[Your task] The entries below contain pictures. Retype everything except those pictures, exactly as given.

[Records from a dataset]
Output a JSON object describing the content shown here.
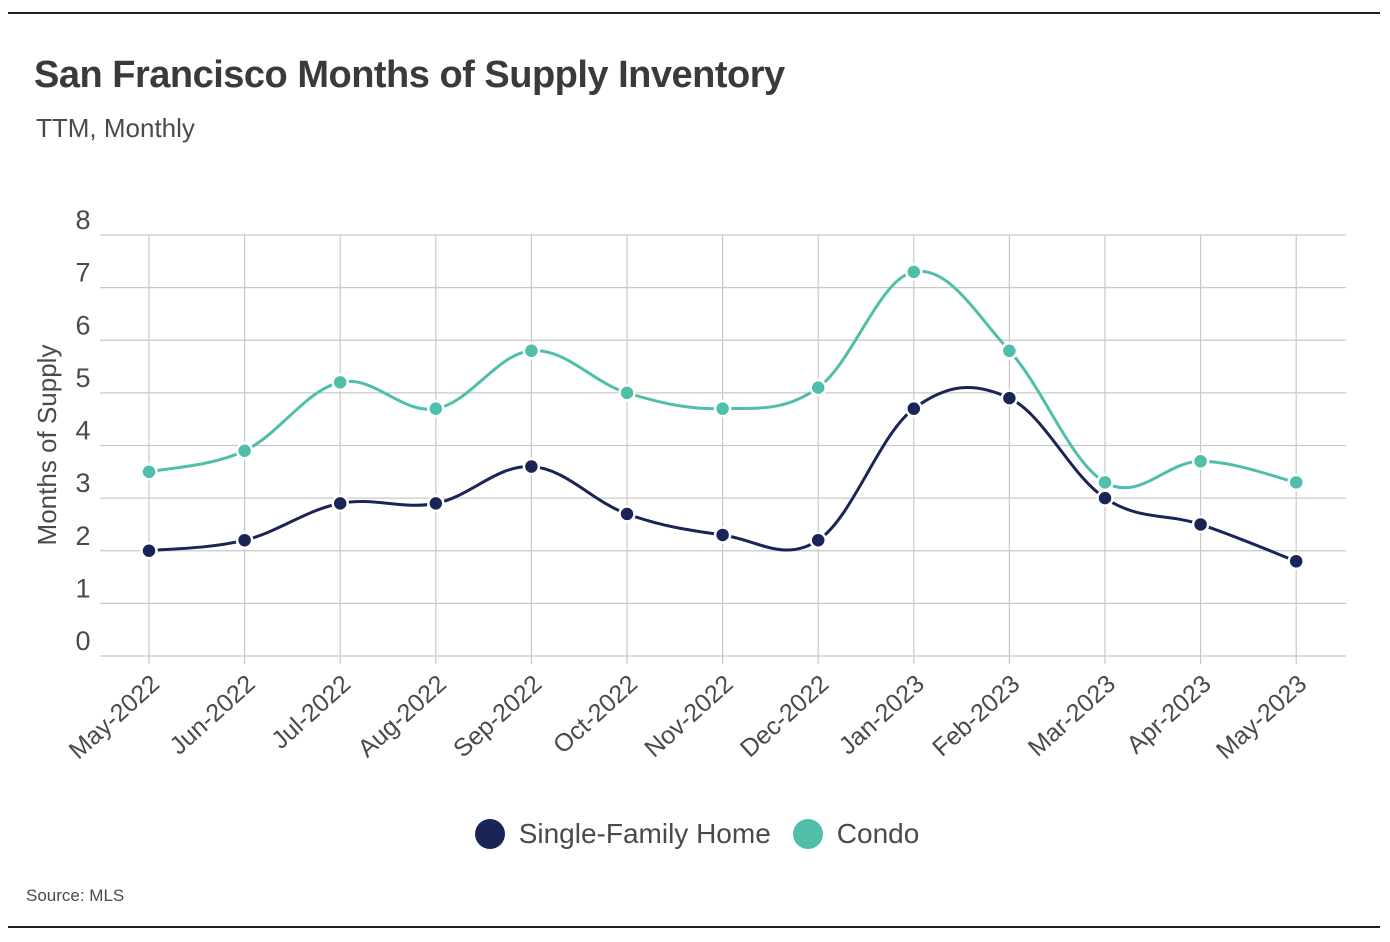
{
  "header": {
    "title": "San Francisco Months of Supply Inventory",
    "subtitle": "TTM, Monthly"
  },
  "footer": {
    "source": "Source:  MLS"
  },
  "colors": {
    "sfh": "#1a2456",
    "condo": "#4fbfaa",
    "grid": "#c8c8c8",
    "axis_text": "#4a4a4a"
  },
  "chart_data": {
    "type": "line",
    "title": "San Francisco Months of Supply Inventory",
    "subtitle": "TTM, Monthly",
    "xlabel": "",
    "ylabel": "Months of Supply",
    "ylim": [
      0,
      8
    ],
    "yticks": [
      0,
      1,
      2,
      3,
      4,
      5,
      6,
      7,
      8
    ],
    "grid": true,
    "legend_position": "bottom",
    "categories": [
      "May-2022",
      "Jun-2022",
      "Jul-2022",
      "Aug-2022",
      "Sep-2022",
      "Oct-2022",
      "Nov-2022",
      "Dec-2022",
      "Jan-2023",
      "Feb-2023",
      "Mar-2023",
      "Apr-2023",
      "May-2023"
    ],
    "series": [
      {
        "name": "Single-Family Home",
        "key": "sfh",
        "values": [
          2.0,
          2.2,
          2.9,
          2.9,
          3.6,
          2.7,
          2.3,
          2.2,
          4.7,
          4.9,
          3.0,
          2.5,
          1.8
        ]
      },
      {
        "name": "Condo",
        "key": "condo",
        "values": [
          3.5,
          3.9,
          5.2,
          4.7,
          5.8,
          5.0,
          4.7,
          5.1,
          7.3,
          5.8,
          3.3,
          3.7,
          3.3
        ]
      }
    ]
  }
}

[Exercise response]
Output a JSON object describing the content shown here.
{
  "header": {
    "title": "San Francisco Months of Supply Inventory",
    "subtitle": "TTM, Monthly"
  },
  "footer": {
    "source": "Source:  MLS"
  },
  "colors": {
    "sfh": "#1a2456",
    "condo": "#4fbfaa",
    "grid": "#c8c8c8",
    "axis_text": "#4a4a4a"
  },
  "chart_data": {
    "type": "line",
    "title": "San Francisco Months of Supply Inventory",
    "subtitle": "TTM, Monthly",
    "xlabel": "",
    "ylabel": "Months of Supply",
    "ylim": [
      0,
      8
    ],
    "yticks": [
      0,
      1,
      2,
      3,
      4,
      5,
      6,
      7,
      8
    ],
    "grid": true,
    "legend_position": "bottom",
    "categories": [
      "May-2022",
      "Jun-2022",
      "Jul-2022",
      "Aug-2022",
      "Sep-2022",
      "Oct-2022",
      "Nov-2022",
      "Dec-2022",
      "Jan-2023",
      "Feb-2023",
      "Mar-2023",
      "Apr-2023",
      "May-2023"
    ],
    "series": [
      {
        "name": "Single-Family Home",
        "key": "sfh",
        "values": [
          2.0,
          2.2,
          2.9,
          2.9,
          3.6,
          2.7,
          2.3,
          2.2,
          4.7,
          4.9,
          3.0,
          2.5,
          1.8
        ]
      },
      {
        "name": "Condo",
        "key": "condo",
        "values": [
          3.5,
          3.9,
          5.2,
          4.7,
          5.8,
          5.0,
          4.7,
          5.1,
          7.3,
          5.8,
          3.3,
          3.7,
          3.3
        ]
      }
    ]
  }
}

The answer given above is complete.